■ RECORDS SHOWN:

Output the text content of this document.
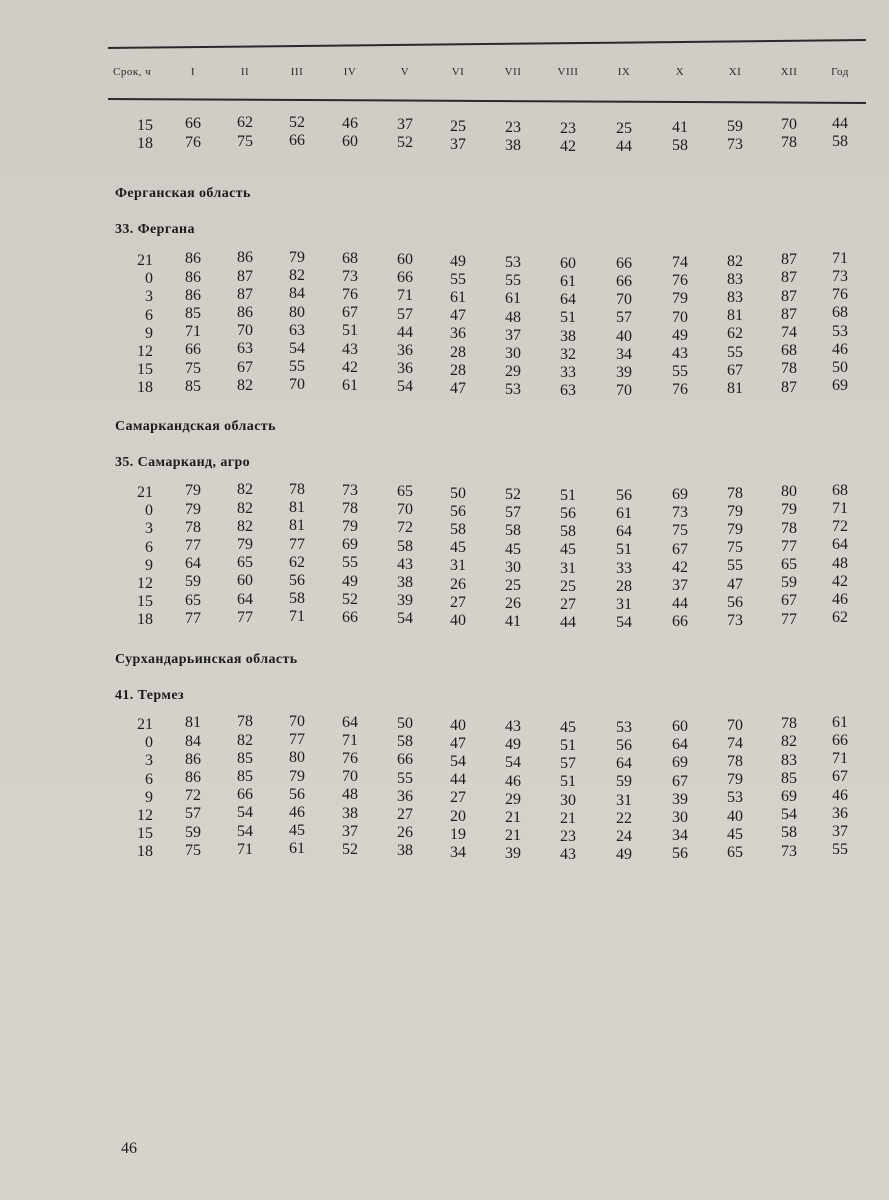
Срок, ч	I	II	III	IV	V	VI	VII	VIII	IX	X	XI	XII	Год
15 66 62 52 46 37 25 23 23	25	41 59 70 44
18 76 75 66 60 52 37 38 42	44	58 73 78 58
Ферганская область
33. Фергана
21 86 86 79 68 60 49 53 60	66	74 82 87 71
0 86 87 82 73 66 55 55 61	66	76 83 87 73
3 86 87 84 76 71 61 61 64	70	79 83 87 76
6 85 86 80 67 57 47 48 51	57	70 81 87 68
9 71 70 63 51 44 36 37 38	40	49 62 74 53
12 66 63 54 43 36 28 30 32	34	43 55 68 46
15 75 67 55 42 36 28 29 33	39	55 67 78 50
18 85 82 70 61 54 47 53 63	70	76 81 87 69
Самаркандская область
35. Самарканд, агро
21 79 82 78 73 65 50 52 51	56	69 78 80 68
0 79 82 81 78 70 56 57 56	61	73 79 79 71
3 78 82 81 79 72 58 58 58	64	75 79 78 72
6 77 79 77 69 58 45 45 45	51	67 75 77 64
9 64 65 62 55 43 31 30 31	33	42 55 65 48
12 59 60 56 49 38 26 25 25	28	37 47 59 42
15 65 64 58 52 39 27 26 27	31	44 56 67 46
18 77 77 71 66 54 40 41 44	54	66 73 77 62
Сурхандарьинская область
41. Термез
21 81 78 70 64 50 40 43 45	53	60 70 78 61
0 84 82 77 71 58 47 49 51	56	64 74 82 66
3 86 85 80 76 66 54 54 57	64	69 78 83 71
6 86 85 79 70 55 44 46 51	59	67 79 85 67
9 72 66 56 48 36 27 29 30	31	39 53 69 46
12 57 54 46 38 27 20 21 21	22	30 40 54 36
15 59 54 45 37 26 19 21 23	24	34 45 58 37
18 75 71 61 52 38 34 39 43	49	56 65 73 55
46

...

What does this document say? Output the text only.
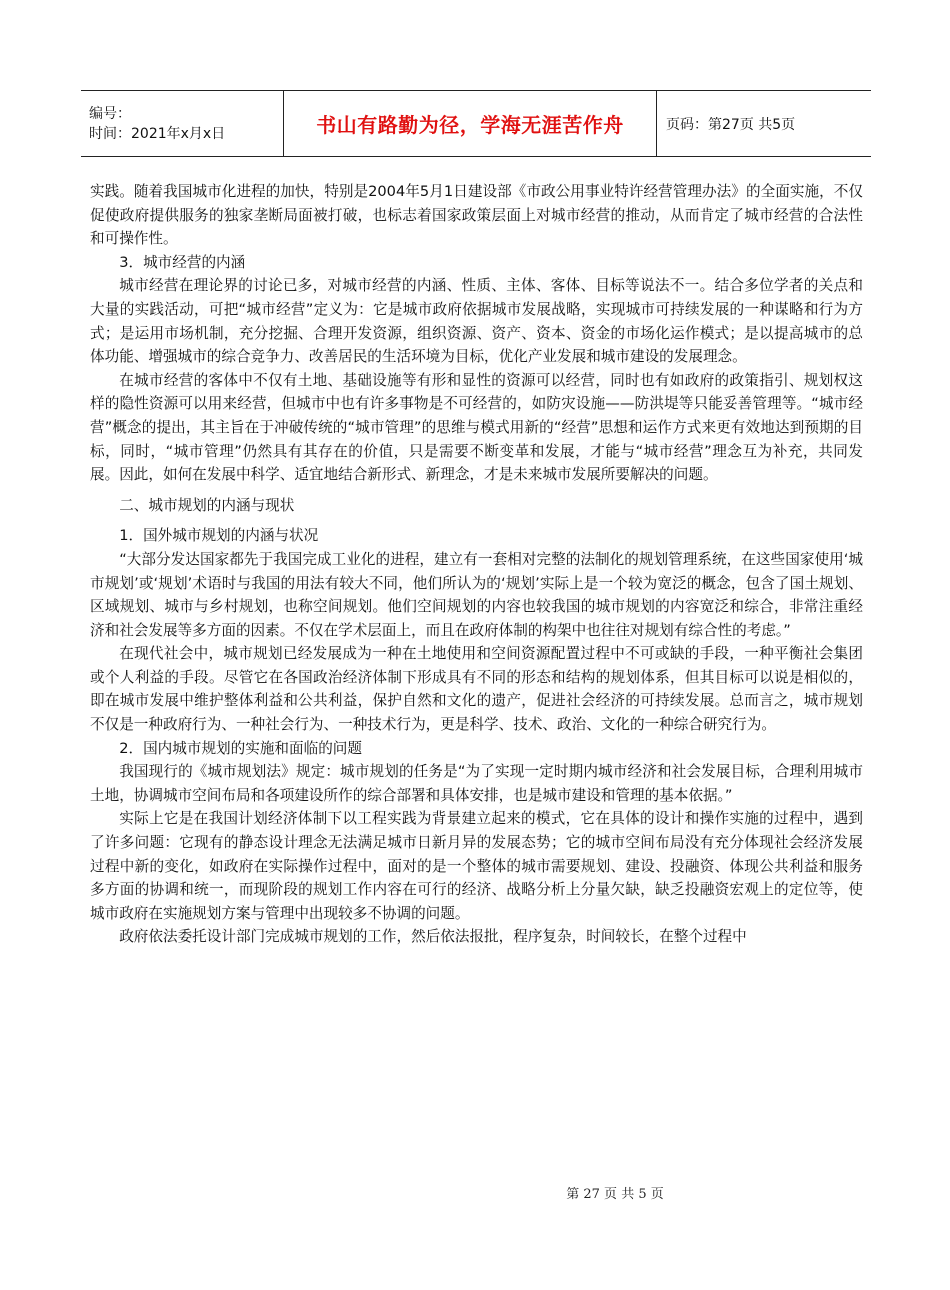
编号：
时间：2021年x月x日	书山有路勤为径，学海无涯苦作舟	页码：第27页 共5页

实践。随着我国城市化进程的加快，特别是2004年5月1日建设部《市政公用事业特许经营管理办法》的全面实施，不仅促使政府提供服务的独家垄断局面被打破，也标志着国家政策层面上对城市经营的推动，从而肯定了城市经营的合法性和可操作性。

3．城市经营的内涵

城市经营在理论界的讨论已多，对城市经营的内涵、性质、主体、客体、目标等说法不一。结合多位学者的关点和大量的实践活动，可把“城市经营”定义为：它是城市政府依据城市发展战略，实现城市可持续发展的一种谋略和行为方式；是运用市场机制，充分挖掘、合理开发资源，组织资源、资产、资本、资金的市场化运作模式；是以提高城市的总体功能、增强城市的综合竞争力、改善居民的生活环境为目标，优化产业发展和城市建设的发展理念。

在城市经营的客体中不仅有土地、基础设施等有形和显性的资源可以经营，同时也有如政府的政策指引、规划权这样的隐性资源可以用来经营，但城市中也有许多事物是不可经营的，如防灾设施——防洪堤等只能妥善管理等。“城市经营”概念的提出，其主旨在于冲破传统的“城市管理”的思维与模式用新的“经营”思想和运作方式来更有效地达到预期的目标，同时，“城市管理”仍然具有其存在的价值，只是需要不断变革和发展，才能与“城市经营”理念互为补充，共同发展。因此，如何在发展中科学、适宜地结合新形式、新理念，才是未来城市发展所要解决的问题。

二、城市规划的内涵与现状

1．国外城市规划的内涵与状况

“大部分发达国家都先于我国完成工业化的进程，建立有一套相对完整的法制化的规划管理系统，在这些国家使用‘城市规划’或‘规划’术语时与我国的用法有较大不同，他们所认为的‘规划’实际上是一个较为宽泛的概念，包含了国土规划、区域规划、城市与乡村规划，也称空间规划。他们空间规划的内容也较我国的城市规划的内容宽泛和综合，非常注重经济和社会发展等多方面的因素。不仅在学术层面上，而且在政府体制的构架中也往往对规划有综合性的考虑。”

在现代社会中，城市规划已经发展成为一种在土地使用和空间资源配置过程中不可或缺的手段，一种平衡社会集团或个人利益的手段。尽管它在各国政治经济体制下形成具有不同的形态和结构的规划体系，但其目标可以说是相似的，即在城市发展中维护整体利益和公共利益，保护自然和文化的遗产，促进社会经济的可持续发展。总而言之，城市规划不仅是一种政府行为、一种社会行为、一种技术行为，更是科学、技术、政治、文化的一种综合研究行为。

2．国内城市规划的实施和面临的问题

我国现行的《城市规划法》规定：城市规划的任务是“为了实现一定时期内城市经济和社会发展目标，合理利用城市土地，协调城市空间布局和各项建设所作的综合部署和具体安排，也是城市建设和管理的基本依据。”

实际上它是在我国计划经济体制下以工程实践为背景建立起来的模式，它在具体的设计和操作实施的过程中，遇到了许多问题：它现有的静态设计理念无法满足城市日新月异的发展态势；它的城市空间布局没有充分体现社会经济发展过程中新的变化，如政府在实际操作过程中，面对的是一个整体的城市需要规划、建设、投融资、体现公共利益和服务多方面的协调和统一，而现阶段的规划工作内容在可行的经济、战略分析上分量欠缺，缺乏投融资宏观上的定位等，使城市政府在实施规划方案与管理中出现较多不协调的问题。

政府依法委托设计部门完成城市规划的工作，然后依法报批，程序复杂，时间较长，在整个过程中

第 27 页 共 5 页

■ DESCRIPTION OF THE TASK:
Pull out all lines containing "this".

■ COMPLETED TASK:
Output the text content of this document.
What does this document say? Output the text only.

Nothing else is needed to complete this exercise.